What is asked: Gather all lines in the data that hold the string "JSON".
------------
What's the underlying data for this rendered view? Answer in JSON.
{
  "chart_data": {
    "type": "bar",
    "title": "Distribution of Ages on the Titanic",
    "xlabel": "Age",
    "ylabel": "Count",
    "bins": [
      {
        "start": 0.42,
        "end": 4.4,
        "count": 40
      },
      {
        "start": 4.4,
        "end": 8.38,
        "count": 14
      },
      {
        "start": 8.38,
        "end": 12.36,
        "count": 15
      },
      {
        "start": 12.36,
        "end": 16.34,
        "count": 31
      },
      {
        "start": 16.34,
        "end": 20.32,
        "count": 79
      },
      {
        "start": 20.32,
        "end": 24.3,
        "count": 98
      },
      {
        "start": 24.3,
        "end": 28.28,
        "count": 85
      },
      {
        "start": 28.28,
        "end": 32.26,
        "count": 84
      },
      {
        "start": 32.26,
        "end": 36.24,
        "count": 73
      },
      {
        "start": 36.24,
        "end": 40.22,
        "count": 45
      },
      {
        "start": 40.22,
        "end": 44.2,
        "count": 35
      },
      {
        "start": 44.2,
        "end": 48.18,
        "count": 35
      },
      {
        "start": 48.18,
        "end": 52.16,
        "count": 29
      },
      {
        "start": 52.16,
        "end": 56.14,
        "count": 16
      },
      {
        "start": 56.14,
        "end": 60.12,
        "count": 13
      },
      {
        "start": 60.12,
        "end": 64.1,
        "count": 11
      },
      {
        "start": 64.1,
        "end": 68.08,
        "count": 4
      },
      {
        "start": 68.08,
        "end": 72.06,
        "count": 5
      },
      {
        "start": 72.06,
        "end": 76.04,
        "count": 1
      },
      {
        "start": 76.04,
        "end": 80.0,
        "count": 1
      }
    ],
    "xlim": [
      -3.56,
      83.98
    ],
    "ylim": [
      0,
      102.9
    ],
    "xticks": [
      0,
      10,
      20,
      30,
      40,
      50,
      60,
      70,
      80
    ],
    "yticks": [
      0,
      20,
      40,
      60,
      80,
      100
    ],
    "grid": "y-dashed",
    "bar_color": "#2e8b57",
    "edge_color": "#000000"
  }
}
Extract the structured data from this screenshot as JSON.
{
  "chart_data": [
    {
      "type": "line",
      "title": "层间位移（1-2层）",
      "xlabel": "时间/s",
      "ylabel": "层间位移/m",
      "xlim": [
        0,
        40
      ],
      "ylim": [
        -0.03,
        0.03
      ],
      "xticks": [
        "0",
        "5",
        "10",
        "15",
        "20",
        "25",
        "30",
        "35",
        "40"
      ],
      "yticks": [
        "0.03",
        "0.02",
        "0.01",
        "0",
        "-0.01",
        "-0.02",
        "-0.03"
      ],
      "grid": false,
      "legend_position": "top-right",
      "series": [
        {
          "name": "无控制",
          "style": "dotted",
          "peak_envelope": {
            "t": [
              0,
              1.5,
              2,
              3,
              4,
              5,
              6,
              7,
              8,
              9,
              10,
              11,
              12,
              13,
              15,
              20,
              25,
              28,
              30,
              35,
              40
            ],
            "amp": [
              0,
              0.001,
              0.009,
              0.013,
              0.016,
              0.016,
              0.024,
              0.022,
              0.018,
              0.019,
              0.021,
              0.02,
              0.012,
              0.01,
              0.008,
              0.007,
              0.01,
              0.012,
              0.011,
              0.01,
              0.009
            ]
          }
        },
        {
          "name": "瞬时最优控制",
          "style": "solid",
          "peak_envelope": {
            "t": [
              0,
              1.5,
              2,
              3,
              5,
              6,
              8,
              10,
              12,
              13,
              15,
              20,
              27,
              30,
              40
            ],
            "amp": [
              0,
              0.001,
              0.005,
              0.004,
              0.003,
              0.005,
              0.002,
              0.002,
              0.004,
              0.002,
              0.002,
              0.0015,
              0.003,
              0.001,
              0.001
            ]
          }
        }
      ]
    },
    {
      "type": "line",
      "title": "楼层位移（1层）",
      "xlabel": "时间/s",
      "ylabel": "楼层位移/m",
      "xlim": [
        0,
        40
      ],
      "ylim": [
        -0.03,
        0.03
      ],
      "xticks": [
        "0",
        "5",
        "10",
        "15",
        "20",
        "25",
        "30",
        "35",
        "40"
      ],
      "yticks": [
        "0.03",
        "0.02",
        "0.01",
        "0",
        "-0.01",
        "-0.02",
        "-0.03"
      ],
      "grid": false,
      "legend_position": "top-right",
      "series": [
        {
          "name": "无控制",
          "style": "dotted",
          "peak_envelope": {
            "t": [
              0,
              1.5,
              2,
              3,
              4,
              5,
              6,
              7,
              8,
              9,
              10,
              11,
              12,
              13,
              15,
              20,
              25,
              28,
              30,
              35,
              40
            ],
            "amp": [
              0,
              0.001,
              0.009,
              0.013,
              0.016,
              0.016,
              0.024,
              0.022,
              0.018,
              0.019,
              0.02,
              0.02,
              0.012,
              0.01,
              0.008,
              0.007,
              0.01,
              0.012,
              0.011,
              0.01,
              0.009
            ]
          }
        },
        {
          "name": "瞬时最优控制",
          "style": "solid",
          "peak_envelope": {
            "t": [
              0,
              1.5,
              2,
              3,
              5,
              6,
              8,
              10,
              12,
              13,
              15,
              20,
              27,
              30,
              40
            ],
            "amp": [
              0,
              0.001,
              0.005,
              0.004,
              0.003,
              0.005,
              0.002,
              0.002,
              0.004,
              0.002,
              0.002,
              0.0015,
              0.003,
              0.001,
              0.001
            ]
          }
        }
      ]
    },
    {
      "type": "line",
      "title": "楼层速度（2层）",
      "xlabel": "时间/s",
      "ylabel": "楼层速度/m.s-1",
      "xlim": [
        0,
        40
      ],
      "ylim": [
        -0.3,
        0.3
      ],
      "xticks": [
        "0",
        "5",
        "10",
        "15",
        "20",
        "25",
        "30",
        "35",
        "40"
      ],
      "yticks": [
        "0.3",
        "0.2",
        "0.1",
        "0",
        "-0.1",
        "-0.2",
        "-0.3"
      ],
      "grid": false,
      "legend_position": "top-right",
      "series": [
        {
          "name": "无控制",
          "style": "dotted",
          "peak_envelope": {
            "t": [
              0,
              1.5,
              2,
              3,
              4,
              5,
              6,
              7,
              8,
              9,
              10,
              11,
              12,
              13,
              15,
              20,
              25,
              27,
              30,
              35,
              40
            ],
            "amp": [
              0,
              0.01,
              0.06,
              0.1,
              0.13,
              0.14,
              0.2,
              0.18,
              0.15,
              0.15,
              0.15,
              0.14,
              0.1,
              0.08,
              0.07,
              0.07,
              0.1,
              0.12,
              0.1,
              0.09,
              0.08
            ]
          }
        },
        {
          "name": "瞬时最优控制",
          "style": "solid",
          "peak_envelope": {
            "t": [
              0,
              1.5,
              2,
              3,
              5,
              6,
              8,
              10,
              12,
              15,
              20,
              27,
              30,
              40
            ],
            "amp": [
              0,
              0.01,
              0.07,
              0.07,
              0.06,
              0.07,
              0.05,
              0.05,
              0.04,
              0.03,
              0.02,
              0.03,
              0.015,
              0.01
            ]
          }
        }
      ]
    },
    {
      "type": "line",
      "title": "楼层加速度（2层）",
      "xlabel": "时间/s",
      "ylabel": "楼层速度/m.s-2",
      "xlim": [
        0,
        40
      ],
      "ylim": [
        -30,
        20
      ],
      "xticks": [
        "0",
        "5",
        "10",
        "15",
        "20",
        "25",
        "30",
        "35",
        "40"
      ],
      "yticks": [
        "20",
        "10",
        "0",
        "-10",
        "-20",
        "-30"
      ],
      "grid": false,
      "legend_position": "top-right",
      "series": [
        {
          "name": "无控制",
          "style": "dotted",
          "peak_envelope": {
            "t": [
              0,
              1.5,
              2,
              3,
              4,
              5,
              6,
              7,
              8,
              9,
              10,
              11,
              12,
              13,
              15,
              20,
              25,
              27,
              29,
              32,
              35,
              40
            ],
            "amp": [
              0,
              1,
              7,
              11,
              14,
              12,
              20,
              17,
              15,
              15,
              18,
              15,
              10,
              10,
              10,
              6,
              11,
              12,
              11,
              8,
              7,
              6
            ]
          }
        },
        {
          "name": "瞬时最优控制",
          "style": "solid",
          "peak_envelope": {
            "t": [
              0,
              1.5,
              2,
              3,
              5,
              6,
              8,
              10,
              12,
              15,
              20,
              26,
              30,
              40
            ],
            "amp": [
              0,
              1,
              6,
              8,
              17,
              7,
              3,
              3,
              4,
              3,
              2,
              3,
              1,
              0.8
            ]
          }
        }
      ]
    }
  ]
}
------------
Complete response:
What's the underlying data for this rendered view? Answer in JSON.
Extract the structured data from this screenshot as JSON.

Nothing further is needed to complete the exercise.